Copy out each line containing "Continued" from the entries below.

** START OF Source data **

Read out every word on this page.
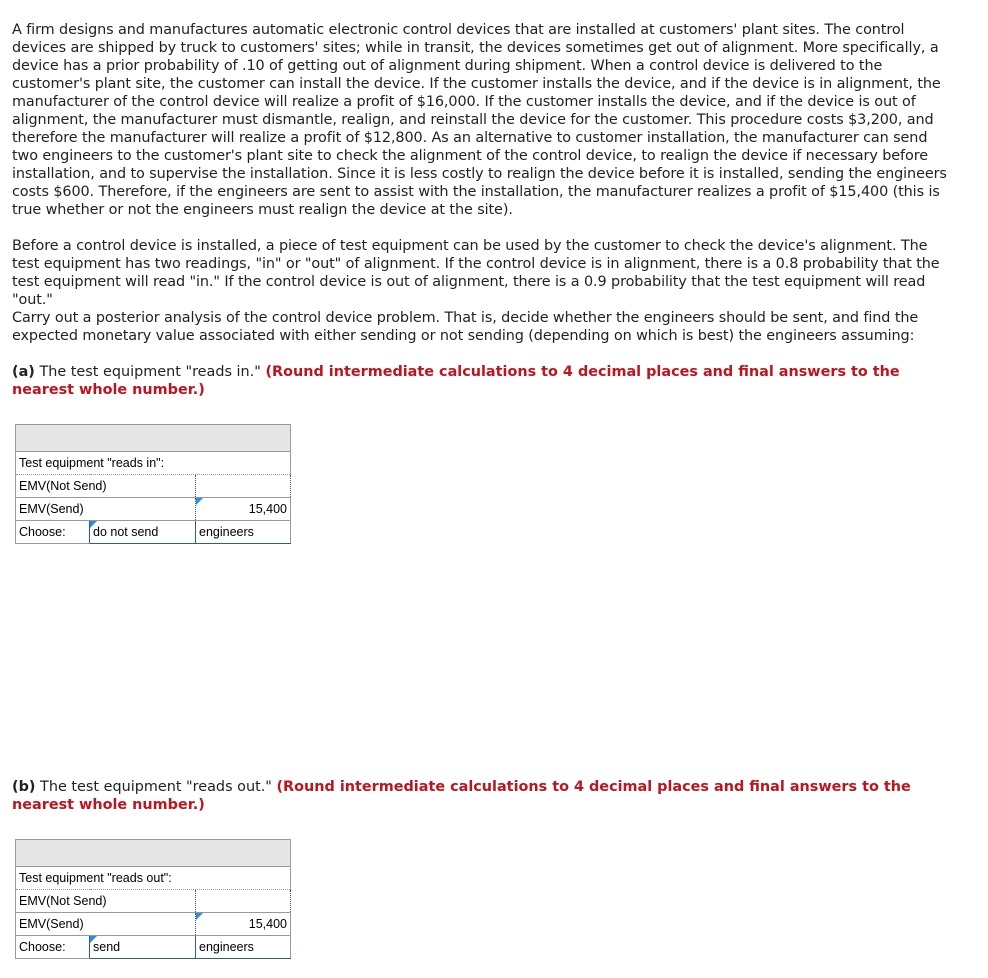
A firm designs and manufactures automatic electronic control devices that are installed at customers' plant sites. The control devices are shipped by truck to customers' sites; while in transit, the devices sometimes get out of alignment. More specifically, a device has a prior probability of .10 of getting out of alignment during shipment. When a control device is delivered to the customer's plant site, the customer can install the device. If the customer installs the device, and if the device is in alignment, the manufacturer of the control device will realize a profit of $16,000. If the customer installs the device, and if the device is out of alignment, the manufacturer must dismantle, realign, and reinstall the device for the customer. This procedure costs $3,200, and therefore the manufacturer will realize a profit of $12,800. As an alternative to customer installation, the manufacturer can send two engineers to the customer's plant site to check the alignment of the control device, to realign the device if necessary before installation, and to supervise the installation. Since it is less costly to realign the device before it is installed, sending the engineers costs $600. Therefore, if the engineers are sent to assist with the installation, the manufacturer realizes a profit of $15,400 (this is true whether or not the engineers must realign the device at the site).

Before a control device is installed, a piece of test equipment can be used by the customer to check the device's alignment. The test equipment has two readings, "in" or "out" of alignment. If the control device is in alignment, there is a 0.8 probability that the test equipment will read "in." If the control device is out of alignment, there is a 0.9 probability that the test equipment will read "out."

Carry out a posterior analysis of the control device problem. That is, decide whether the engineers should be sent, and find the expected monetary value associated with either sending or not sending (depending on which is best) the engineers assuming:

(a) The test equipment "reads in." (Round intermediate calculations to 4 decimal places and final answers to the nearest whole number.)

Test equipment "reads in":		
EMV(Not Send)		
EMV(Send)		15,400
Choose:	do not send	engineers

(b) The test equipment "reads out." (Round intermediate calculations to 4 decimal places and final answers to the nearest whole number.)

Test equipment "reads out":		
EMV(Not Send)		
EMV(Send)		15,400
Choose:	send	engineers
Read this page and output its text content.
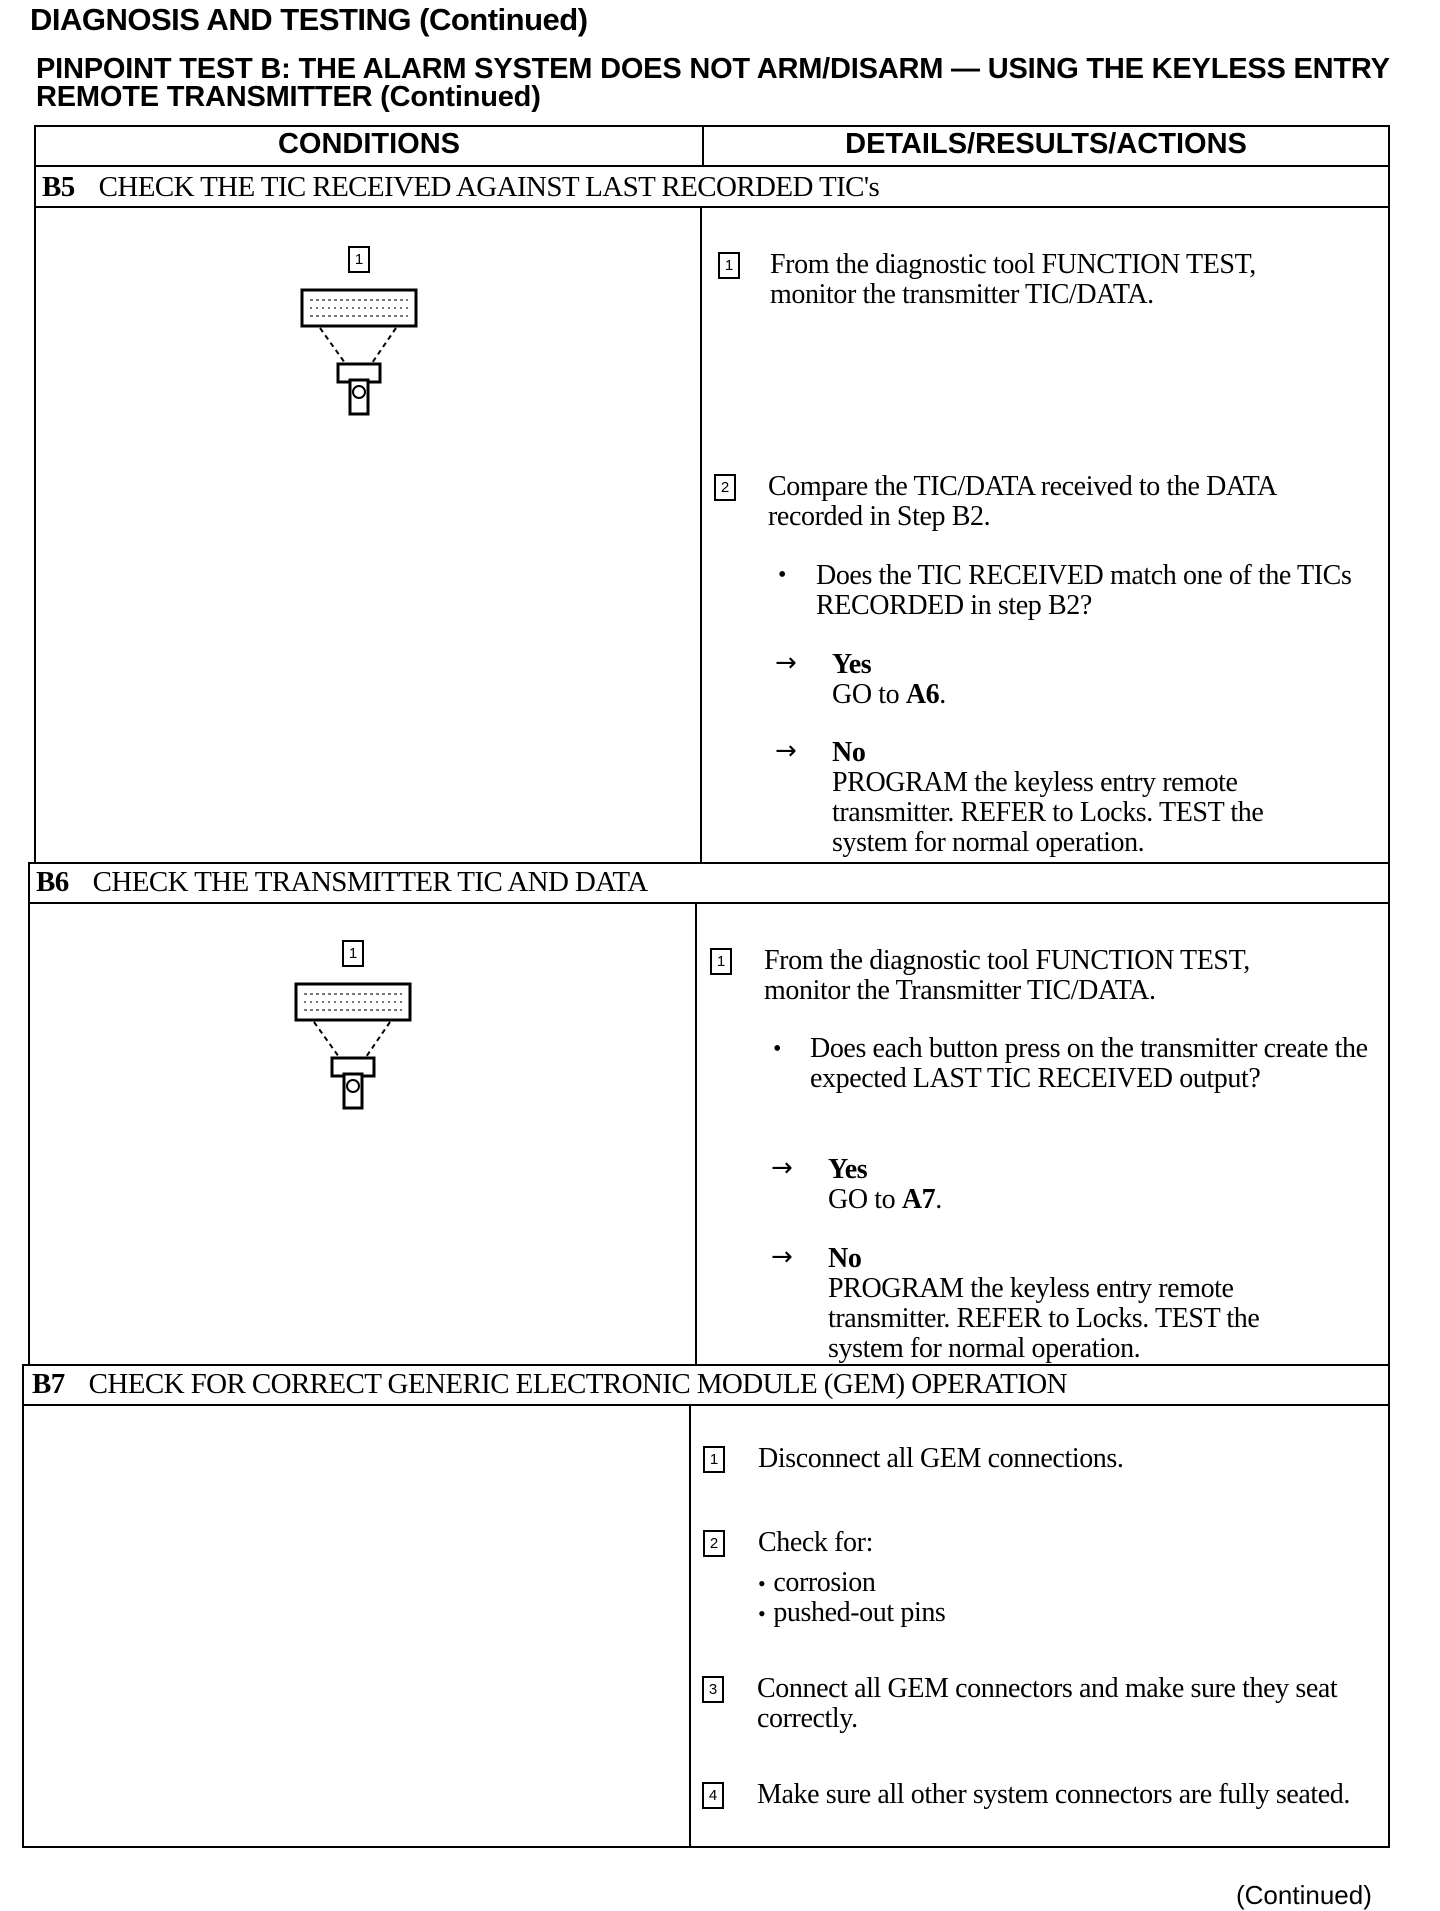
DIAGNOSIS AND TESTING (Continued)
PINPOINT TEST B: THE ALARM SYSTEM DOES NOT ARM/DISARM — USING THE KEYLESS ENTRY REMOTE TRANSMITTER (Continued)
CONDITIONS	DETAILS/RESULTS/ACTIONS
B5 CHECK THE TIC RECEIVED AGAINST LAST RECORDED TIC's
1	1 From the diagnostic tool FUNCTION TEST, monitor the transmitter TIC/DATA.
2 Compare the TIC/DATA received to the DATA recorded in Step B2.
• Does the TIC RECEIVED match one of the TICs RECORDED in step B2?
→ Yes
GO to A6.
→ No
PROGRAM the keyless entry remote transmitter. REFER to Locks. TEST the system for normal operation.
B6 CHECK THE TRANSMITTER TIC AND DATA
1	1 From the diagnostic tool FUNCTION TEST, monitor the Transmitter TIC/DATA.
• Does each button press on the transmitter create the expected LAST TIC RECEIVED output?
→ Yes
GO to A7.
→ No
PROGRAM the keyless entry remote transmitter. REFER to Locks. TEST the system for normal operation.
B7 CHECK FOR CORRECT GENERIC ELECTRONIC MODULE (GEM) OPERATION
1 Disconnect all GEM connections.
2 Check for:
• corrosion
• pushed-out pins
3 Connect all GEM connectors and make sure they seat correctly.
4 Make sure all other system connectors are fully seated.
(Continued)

** END OF Source data **
** START OF Source data **

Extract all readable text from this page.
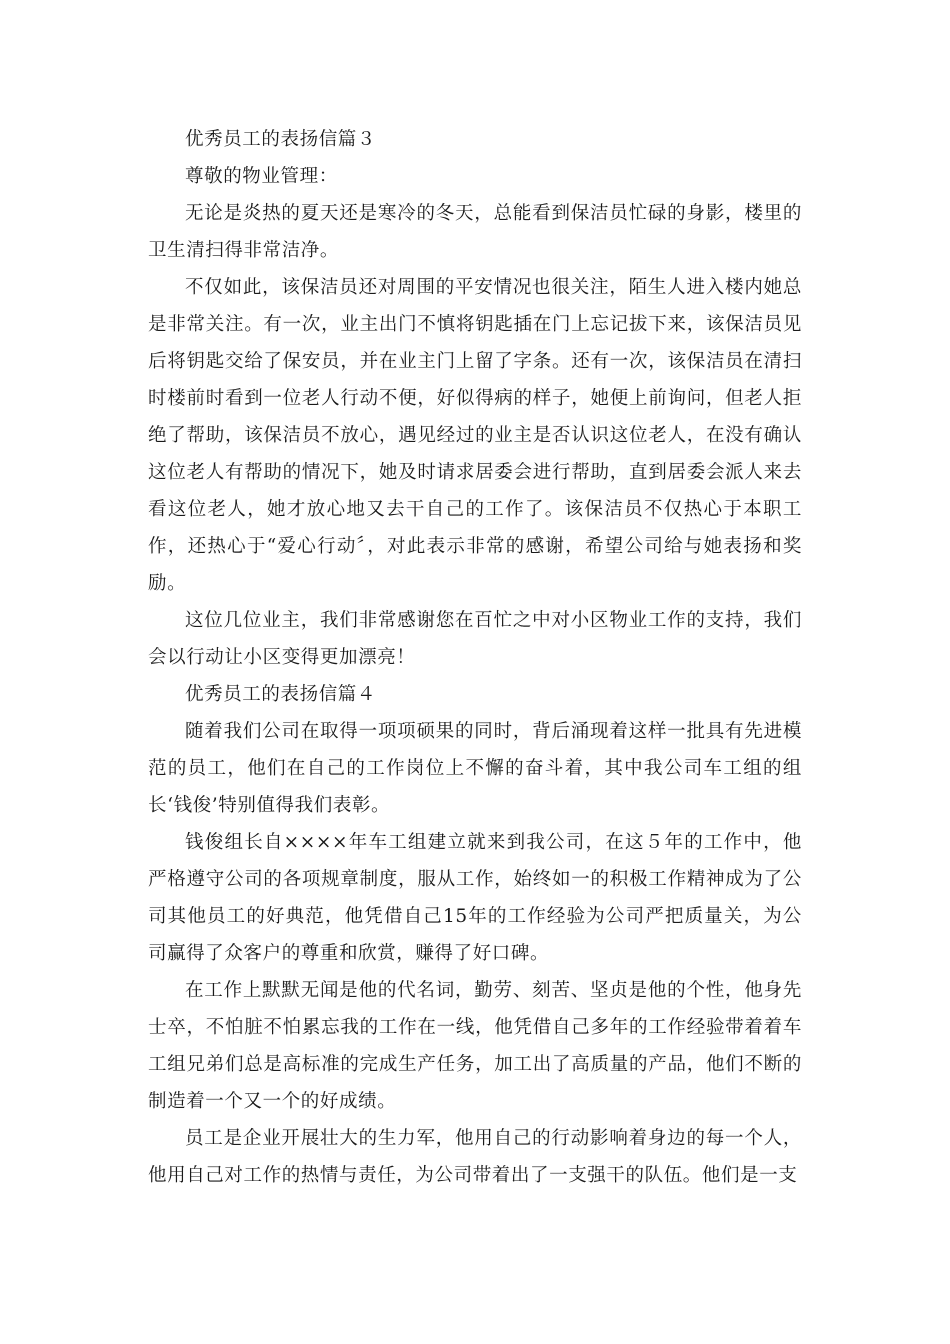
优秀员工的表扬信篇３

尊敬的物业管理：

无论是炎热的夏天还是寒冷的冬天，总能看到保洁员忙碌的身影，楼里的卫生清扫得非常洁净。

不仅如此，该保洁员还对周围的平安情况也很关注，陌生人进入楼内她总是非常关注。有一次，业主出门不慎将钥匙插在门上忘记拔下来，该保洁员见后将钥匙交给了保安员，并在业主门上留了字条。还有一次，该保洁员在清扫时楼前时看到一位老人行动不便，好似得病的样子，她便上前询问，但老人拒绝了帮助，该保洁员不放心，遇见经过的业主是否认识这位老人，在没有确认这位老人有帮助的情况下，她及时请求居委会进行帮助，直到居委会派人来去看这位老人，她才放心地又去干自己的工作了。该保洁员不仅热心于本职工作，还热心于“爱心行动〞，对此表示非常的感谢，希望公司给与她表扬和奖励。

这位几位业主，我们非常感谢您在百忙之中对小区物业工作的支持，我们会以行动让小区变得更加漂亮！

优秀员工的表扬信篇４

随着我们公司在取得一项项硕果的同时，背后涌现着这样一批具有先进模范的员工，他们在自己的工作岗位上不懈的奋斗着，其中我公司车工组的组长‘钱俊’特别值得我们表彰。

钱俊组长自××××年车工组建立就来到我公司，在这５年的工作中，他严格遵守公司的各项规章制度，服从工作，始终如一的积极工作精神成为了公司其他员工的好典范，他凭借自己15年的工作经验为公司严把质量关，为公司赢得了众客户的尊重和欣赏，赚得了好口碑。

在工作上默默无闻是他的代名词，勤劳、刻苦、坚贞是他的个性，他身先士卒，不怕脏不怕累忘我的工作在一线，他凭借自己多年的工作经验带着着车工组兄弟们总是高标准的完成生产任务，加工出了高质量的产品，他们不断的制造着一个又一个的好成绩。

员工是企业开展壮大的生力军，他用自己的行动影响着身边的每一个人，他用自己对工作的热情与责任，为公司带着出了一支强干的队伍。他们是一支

** END OF Source data **
** START OF Source data **

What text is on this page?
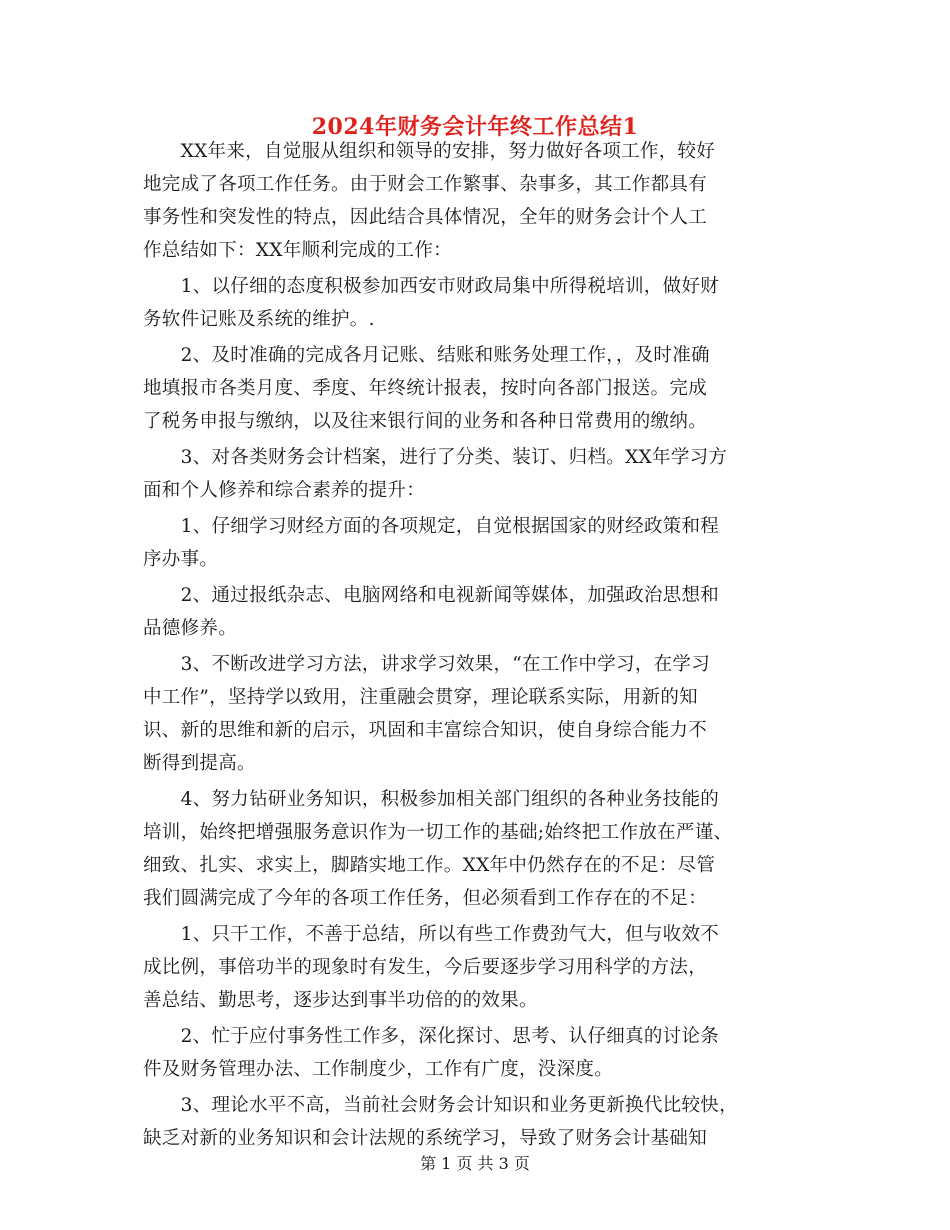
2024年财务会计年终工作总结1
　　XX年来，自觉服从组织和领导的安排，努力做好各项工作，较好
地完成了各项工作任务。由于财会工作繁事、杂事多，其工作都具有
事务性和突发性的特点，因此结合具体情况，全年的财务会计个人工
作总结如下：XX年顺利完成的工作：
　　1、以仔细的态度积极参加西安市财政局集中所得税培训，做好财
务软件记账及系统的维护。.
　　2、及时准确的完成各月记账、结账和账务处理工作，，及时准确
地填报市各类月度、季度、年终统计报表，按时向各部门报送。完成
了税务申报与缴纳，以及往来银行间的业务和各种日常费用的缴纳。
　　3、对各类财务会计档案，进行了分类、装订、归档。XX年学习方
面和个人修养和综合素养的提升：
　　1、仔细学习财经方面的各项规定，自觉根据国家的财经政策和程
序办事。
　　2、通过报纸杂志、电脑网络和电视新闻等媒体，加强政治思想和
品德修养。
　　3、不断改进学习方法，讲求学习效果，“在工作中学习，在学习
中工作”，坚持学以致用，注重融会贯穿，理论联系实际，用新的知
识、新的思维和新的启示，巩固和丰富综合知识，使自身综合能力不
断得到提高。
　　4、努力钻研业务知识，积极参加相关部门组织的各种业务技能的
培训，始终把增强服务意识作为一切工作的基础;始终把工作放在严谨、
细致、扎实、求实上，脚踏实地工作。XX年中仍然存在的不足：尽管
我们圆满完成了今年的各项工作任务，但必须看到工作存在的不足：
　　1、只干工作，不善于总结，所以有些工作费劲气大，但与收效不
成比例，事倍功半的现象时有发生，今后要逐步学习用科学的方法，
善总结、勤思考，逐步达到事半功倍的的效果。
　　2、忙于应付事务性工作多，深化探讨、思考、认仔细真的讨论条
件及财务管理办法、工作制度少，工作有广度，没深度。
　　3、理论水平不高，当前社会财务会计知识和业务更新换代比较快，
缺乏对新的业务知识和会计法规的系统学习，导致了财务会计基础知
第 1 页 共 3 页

** END OF Source data **

§ **Full solution**:
DIAGNOSIS AND TESTING (Continued)
PINPOINT TEST B: THE ALARM SYSTEM DOES NOT ARM/DISARM — USING THE KEYLESS ENTRY REMOTE TRANSMITTER (Continued)
(Continued)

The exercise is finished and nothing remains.